### EXTRACTED RECORDS:
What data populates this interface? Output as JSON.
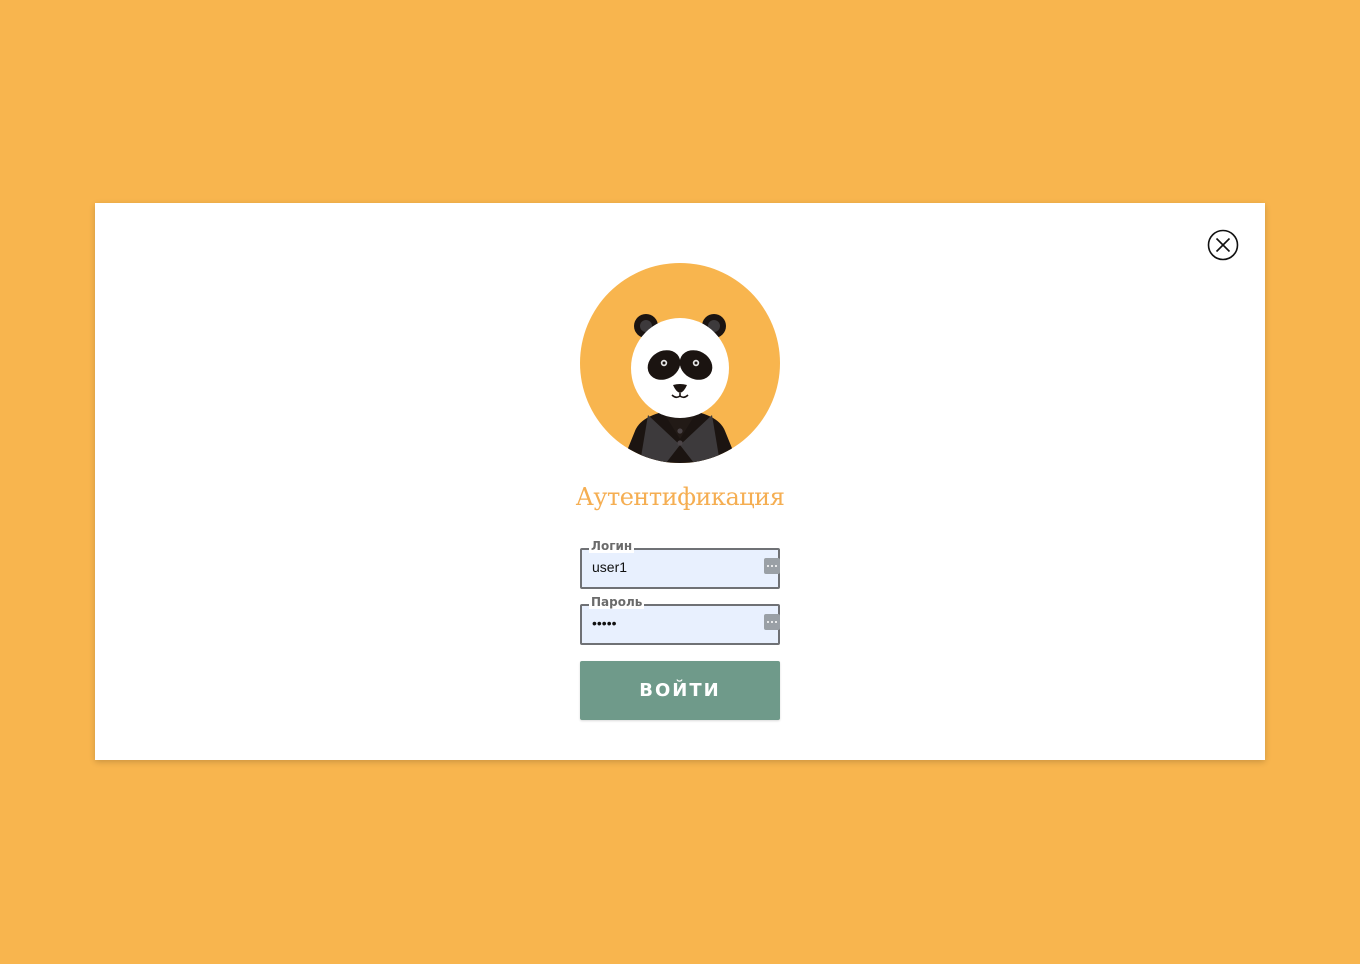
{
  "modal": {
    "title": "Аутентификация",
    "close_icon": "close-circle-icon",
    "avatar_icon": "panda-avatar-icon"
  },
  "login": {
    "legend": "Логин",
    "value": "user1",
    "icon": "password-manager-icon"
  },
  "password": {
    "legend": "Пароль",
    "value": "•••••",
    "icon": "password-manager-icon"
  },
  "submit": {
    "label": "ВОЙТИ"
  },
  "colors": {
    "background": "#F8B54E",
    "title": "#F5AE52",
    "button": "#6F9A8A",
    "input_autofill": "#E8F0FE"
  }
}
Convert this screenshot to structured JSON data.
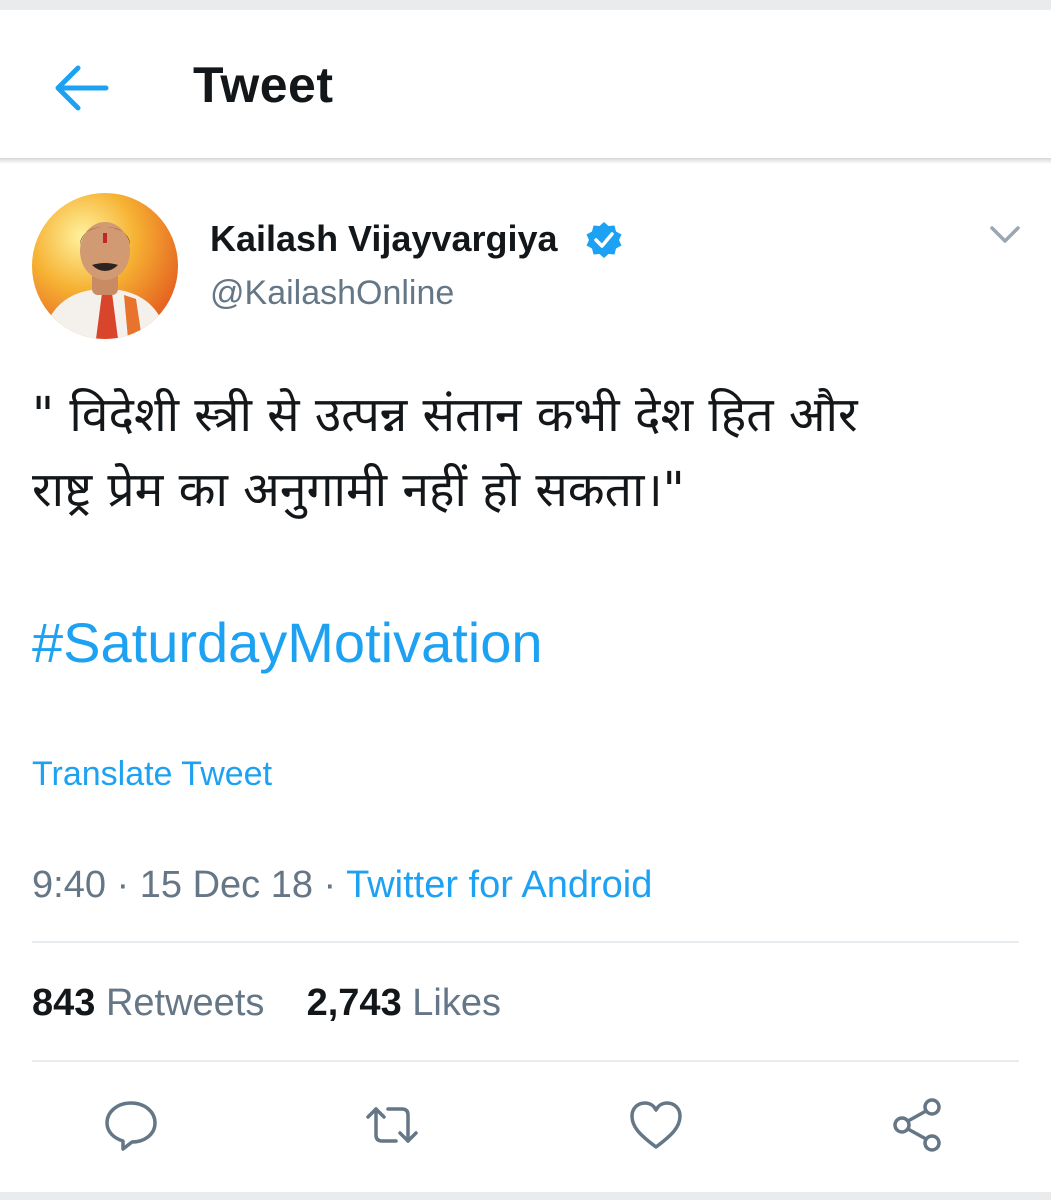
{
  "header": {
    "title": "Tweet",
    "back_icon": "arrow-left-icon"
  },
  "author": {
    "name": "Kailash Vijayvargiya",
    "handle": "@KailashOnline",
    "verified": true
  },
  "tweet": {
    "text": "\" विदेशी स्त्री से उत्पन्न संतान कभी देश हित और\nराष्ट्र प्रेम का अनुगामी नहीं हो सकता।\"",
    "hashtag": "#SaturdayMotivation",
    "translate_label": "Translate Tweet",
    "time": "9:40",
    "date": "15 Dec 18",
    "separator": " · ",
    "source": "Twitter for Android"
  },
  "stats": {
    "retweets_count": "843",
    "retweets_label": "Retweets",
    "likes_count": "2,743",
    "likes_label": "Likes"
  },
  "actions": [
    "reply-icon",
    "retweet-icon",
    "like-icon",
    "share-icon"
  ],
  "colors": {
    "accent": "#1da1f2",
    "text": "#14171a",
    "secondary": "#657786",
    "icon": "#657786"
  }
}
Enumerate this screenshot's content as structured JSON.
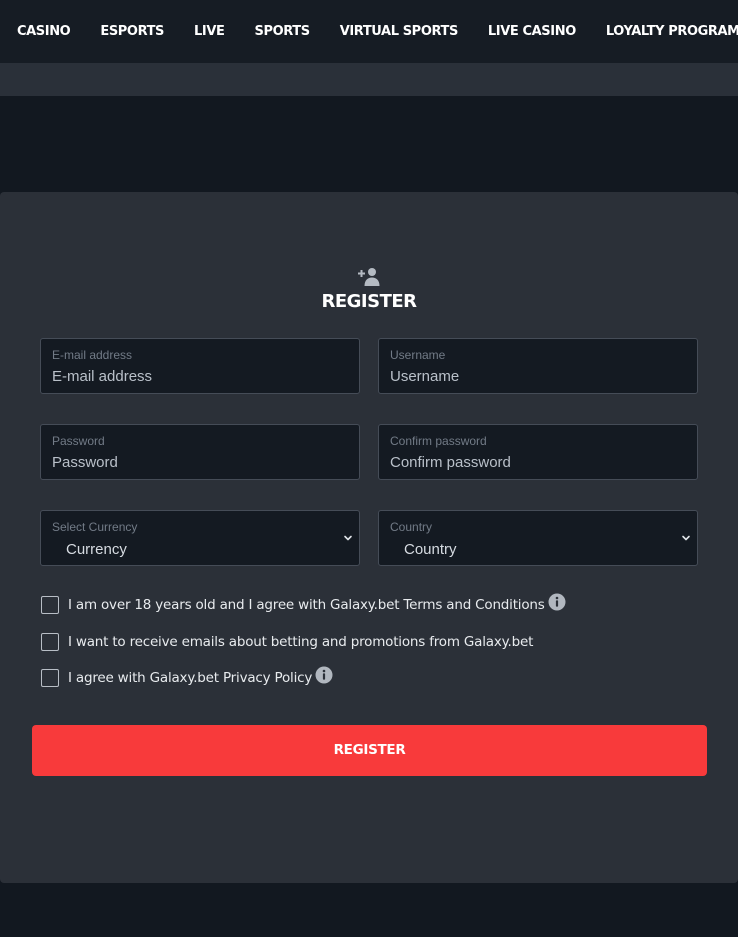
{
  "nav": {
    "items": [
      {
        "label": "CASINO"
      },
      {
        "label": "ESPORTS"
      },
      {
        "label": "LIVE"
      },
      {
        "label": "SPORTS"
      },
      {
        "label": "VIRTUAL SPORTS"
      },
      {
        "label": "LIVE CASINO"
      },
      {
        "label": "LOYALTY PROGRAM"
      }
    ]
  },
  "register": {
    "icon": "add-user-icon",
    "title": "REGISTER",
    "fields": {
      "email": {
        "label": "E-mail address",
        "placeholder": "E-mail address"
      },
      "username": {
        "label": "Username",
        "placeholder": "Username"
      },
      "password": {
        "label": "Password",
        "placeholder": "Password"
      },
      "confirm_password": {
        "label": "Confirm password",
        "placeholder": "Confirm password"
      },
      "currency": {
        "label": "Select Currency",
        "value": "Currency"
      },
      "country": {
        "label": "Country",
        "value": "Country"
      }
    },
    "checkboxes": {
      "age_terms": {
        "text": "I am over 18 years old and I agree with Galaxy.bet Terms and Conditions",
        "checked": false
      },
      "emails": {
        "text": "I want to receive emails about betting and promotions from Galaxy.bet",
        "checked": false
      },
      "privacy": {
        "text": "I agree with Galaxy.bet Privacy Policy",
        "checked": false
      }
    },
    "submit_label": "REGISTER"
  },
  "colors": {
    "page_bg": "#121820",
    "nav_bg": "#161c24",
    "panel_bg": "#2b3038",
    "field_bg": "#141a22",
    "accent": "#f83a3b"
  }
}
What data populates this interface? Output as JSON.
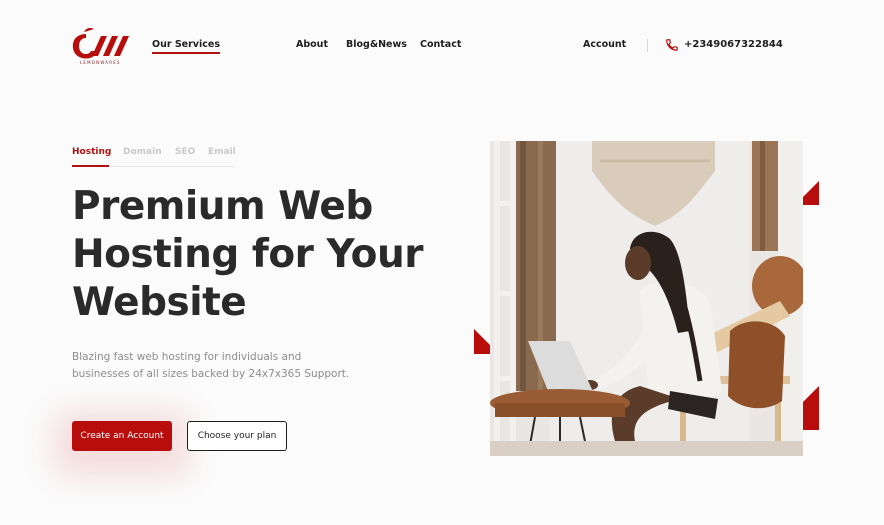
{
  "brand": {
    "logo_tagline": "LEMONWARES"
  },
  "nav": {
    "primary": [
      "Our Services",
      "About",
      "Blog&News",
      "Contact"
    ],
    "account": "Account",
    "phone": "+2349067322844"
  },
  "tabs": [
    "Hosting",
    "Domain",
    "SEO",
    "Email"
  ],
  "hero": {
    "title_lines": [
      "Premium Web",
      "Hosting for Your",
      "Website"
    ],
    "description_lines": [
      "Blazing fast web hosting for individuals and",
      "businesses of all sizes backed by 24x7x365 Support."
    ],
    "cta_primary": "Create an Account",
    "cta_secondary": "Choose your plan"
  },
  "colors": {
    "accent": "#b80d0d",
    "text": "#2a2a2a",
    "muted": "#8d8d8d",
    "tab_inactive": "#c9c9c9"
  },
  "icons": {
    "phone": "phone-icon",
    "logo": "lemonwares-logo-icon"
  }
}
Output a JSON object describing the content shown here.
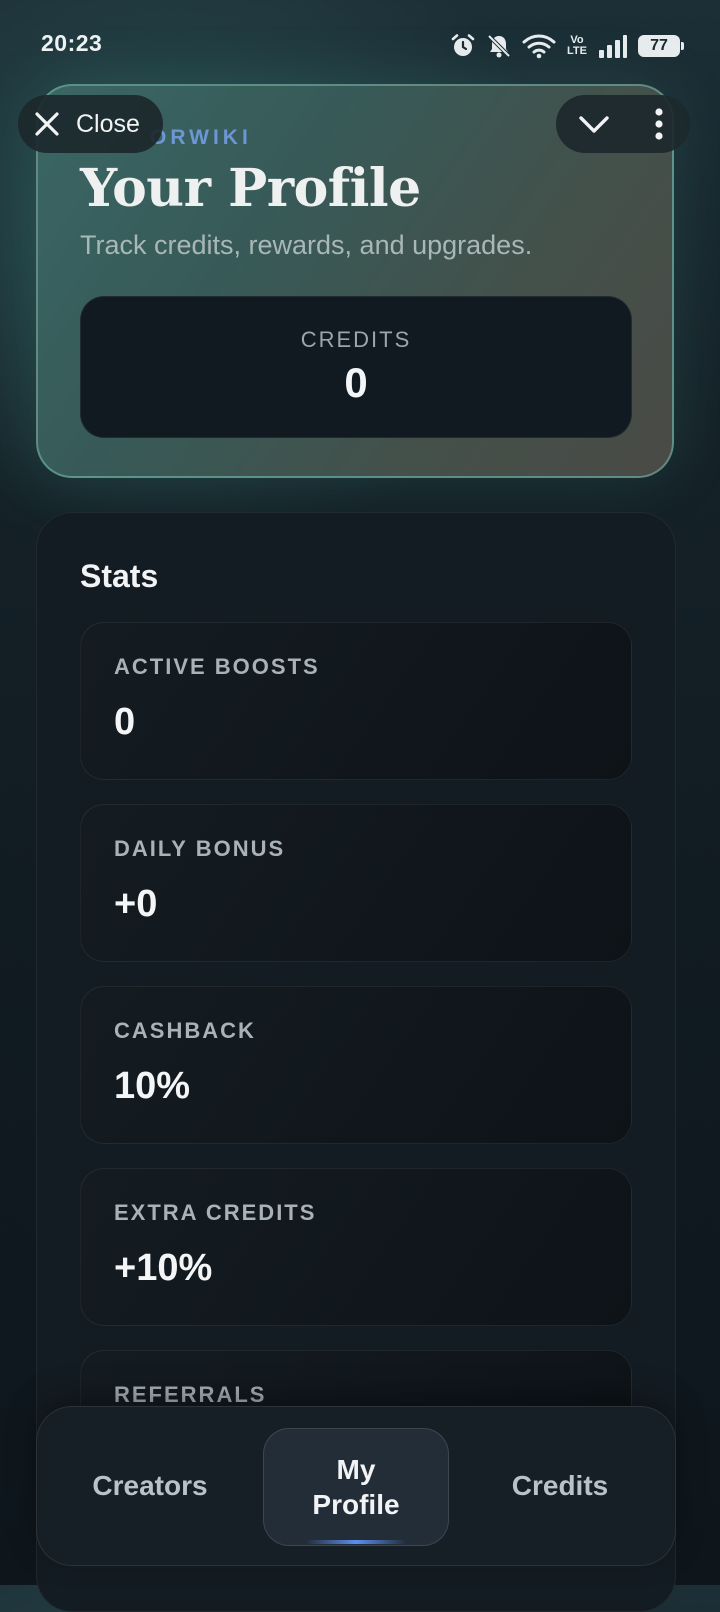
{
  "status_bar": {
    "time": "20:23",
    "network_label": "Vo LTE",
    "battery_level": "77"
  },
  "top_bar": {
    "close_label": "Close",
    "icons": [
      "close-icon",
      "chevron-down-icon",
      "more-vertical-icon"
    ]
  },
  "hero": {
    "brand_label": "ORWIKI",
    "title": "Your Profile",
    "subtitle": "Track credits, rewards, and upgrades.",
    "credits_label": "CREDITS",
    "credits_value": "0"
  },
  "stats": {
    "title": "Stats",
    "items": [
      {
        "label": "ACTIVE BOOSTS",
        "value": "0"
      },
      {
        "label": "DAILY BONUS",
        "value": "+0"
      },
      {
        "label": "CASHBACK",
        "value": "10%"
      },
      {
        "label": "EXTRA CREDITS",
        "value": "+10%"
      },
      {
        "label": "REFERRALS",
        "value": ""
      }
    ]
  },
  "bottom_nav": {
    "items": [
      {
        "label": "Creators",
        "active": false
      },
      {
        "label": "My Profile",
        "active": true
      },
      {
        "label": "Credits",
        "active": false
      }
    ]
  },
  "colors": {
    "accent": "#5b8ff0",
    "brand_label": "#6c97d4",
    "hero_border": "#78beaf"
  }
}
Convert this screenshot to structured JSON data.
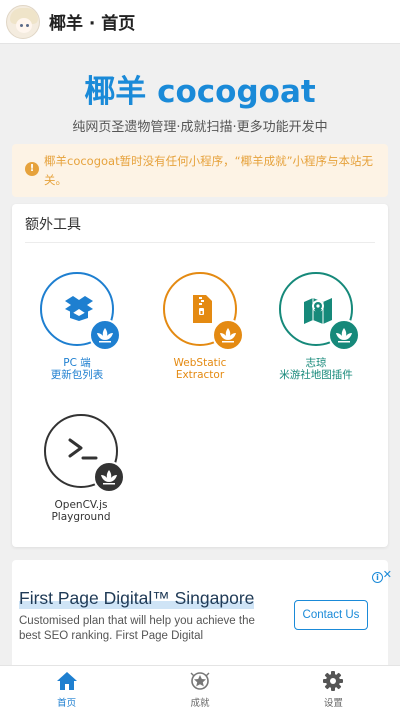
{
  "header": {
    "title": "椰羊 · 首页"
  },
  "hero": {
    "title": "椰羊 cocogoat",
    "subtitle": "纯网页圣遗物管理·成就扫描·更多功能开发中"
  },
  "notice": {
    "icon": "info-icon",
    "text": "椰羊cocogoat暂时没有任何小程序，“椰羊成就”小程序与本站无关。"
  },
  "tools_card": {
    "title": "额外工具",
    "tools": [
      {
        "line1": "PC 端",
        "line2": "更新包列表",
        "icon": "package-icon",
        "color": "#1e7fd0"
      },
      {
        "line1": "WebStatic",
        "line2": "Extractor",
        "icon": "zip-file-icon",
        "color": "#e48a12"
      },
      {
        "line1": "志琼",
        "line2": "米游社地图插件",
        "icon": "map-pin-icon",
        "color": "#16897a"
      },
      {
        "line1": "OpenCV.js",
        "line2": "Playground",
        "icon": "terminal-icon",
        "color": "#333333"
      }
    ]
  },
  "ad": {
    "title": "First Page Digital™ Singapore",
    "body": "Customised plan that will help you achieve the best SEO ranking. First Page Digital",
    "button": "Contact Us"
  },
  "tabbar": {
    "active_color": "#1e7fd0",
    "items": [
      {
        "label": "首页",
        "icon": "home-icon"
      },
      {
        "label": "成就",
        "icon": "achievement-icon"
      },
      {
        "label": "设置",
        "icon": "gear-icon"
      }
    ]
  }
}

### SET EXERCISE:
Restate each line of the records exactly; pictures do not belong in the copy.

### FINISHED TASK:
What data populates this interface? Output as JSON.
{
  "modal": {
    "title": "Аутентификация",
    "close_icon": "close-circle-icon",
    "avatar_icon": "panda-avatar-icon"
  },
  "login": {
    "legend": "Логин",
    "value": "user1",
    "icon": "password-manager-icon"
  },
  "password": {
    "legend": "Пароль",
    "value": "•••••",
    "icon": "password-manager-icon"
  },
  "submit": {
    "label": "ВОЙТИ"
  },
  "colors": {
    "background": "#F8B54E",
    "title": "#F5AE52",
    "button": "#6F9A8A",
    "input_autofill": "#E8F0FE"
  }
}
Convert this screenshot to structured JSON data.
{
  "header": {
    "title": "Tweet",
    "back_icon": "arrow-left-icon"
  },
  "author": {
    "name": "Kailash Vijayvargiya",
    "handle": "@KailashOnline",
    "verified": true
  },
  "tweet": {
    "text": "\" विदेशी स्त्री से उत्पन्न संतान कभी देश हित और\nराष्ट्र प्रेम का अनुगामी नहीं हो सकता।\"",
    "hashtag": "#SaturdayMotivation",
    "translate_label": "Translate Tweet",
    "time": "9:40",
    "date": "15 Dec 18",
    "separator": " · ",
    "source": "Twitter for Android"
  },
  "stats": {
    "retweets_count": "843",
    "retweets_label": "Retweets",
    "likes_count": "2,743",
    "likes_label": "Likes"
  },
  "actions": [
    "reply-icon",
    "retweet-icon",
    "like-icon",
    "share-icon"
  ],
  "colors": {
    "accent": "#1da1f2",
    "text": "#14171a",
    "secondary": "#657786",
    "icon": "#657786"
  }
}
Enumerate this screenshot's content as structured JSON.
{
  "nav": {
    "items": [
      {
        "label": "CASINO"
      },
      {
        "label": "ESPORTS"
      },
      {
        "label": "LIVE"
      },
      {
        "label": "SPORTS"
      },
      {
        "label": "VIRTUAL SPORTS"
      },
      {
        "label": "LIVE CASINO"
      },
      {
        "label": "LOYALTY PROGRAM"
      }
    ]
  },
  "register": {
    "icon": "add-user-icon",
    "title": "REGISTER",
    "fields": {
      "email": {
        "label": "E-mail address",
        "placeholder": "E-mail address"
      },
      "username": {
        "label": "Username",
        "placeholder": "Username"
      },
      "password": {
        "label": "Password",
        "placeholder": "Password"
      },
      "confirm_password": {
        "label": "Confirm password",
        "placeholder": "Confirm password"
      },
      "currency": {
        "label": "Select Currency",
        "value": "Currency"
      },
      "country": {
        "label": "Country",
        "value": "Country"
      }
    },
    "checkboxes": {
      "age_terms": {
        "text": "I am over 18 years old and I agree with Galaxy.bet Terms and Conditions",
        "checked": false
      },
      "emails": {
        "text": "I want to receive emails about betting and promotions from Galaxy.bet",
        "checked": false
      },
      "privacy": {
        "text": "I agree with Galaxy.bet Privacy Policy",
        "checked": false
      }
    },
    "submit_label": "REGISTER"
  },
  "colors": {
    "page_bg": "#121820",
    "nav_bg": "#161c24",
    "panel_bg": "#2b3038",
    "field_bg": "#141a22",
    "accent": "#f83a3b"
  }
}
What data populates this interface? Output as JSON.
{
  "brand": {
    "logo_tagline": "LEMONWARES"
  },
  "nav": {
    "primary": [
      "Our Services",
      "About",
      "Blog&News",
      "Contact"
    ],
    "account": "Account",
    "phone": "+2349067322844"
  },
  "tabs": [
    "Hosting",
    "Domain",
    "SEO",
    "Email"
  ],
  "hero": {
    "title_lines": [
      "Premium Web",
      "Hosting for Your",
      "Website"
    ],
    "description_lines": [
      "Blazing fast web hosting for individuals and",
      "businesses of all sizes backed by 24x7x365 Support."
    ],
    "cta_primary": "Create an Account",
    "cta_secondary": "Choose your plan"
  },
  "colors": {
    "accent": "#b80d0d",
    "text": "#2a2a2a",
    "muted": "#8d8d8d",
    "tab_inactive": "#c9c9c9"
  },
  "icons": {
    "phone": "phone-icon",
    "logo": "lemonwares-logo-icon"
  }
}
Output a JSON object describing the content shown here.
{
  "status_bar": {
    "time": "20:23",
    "network_label": "Vo LTE",
    "battery_level": "77"
  },
  "top_bar": {
    "close_label": "Close",
    "icons": [
      "close-icon",
      "chevron-down-icon",
      "more-vertical-icon"
    ]
  },
  "hero": {
    "brand_label": "ORWIKI",
    "title": "Your Profile",
    "subtitle": "Track credits, rewards, and upgrades.",
    "credits_label": "CREDITS",
    "credits_value": "0"
  },
  "stats": {
    "title": "Stats",
    "items": [
      {
        "label": "ACTIVE BOOSTS",
        "value": "0"
      },
      {
        "label": "DAILY BONUS",
        "value": "+0"
      },
      {
        "label": "CASHBACK",
        "value": "10%"
      },
      {
        "label": "EXTRA CREDITS",
        "value": "+10%"
      },
      {
        "label": "REFERRALS",
        "value": ""
      }
    ]
  },
  "bottom_nav": {
    "items": [
      {
        "label": "Creators",
        "active": false
      },
      {
        "label": "My Profile",
        "active": true
      },
      {
        "label": "Credits",
        "active": false
      }
    ]
  },
  "colors": {
    "accent": "#5b8ff0",
    "brand_label": "#6c97d4",
    "hero_border": "#78beaf"
  }
}
Convert this screenshot to structured JSON data.
{
  "header": {
    "title": "椰羊 · 首页"
  },
  "hero": {
    "title": "椰羊 cocogoat",
    "subtitle": "纯网页圣遗物管理·成就扫描·更多功能开发中"
  },
  "notice": {
    "icon": "info-icon",
    "text": "椰羊cocogoat暂时没有任何小程序，“椰羊成就”小程序与本站无关。"
  },
  "tools_card": {
    "title": "额外工具",
    "tools": [
      {
        "line1": "PC 端",
        "line2": "更新包列表",
        "icon": "package-icon",
        "color": "#1e7fd0"
      },
      {
        "line1": "WebStatic",
        "line2": "Extractor",
        "icon": "zip-file-icon",
        "color": "#e48a12"
      },
      {
        "line1": "志琼",
        "line2": "米游社地图插件",
        "icon": "map-pin-icon",
        "color": "#16897a"
      },
      {
        "line1": "OpenCV.js",
        "line2": "Playground",
        "icon": "terminal-icon",
        "color": "#333333"
      }
    ]
  },
  "ad": {
    "title": "First Page Digital™ Singapore",
    "body": "Customised plan that will help you achieve the best SEO ranking. First Page Digital",
    "button": "Contact Us"
  },
  "tabbar": {
    "active_color": "#1e7fd0",
    "items": [
      {
        "label": "首页",
        "icon": "home-icon"
      },
      {
        "label": "成就",
        "icon": "achievement-icon"
      },
      {
        "label": "设置",
        "icon": "gear-icon"
      }
    ]
  }
}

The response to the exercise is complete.